- _What you need to do_: Copy each line below in which the string "More" occurs.

- _Task material_:
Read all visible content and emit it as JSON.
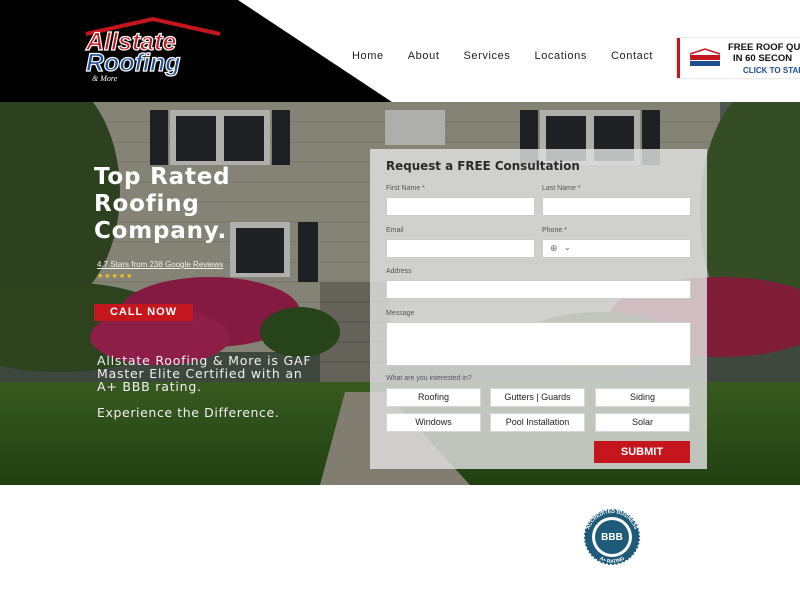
{
  "header": {
    "logo_text_1": "Allstate",
    "logo_text_2": "Roofing",
    "logo_text_3": "& More",
    "nav": [
      "Home",
      "About",
      "Services",
      "Locations",
      "Contact"
    ],
    "quote": {
      "line1": "FREE ROOF QU",
      "line2": "IN 60 SECON",
      "line3": "CLICK TO STAR"
    }
  },
  "hero": {
    "headline": [
      "Top Rated",
      "Roofing",
      "Company."
    ],
    "reviews": "4.7 Stars from 238 Google Reviews",
    "stars": "★★★★★",
    "call_label": "CALL NOW",
    "tagline": "Allstate Roofing & More is GAF Master Elite Certified with an A+ BBB rating.",
    "tagline2": "Experience the Difference."
  },
  "form": {
    "title": "Request a FREE Consultation",
    "first_name_label": "First Name *",
    "last_name_label": "Last Name *",
    "email_label": "Email",
    "phone_label": "Phone *",
    "address_label": "Address",
    "message_label": "Message",
    "interest_label": "What are you interested in?",
    "options": [
      "Roofing",
      "Gutters | Guards",
      "Siding",
      "Windows",
      "Pool Installation",
      "Solar"
    ],
    "submit_label": "SUBMIT"
  },
  "bbb": {
    "top_text": "ACCREDITED BUSINESS",
    "center": "BBB",
    "bottom": "A+ RATING"
  },
  "colors": {
    "accent": "#c4161c",
    "logo_blue": "#1d4e8f",
    "bbb_blue": "#1e5b7a"
  },
  "icons": {
    "phone_flag": "globe-flag-icon",
    "dropdown": "chevron-down-icon"
  }
}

- _Answer to this problem_:
    "logo_text_3": "& More",
    "tagline": "Allstate Roofing & More is GAF Master Elite Certified with an A+ BBB rating.",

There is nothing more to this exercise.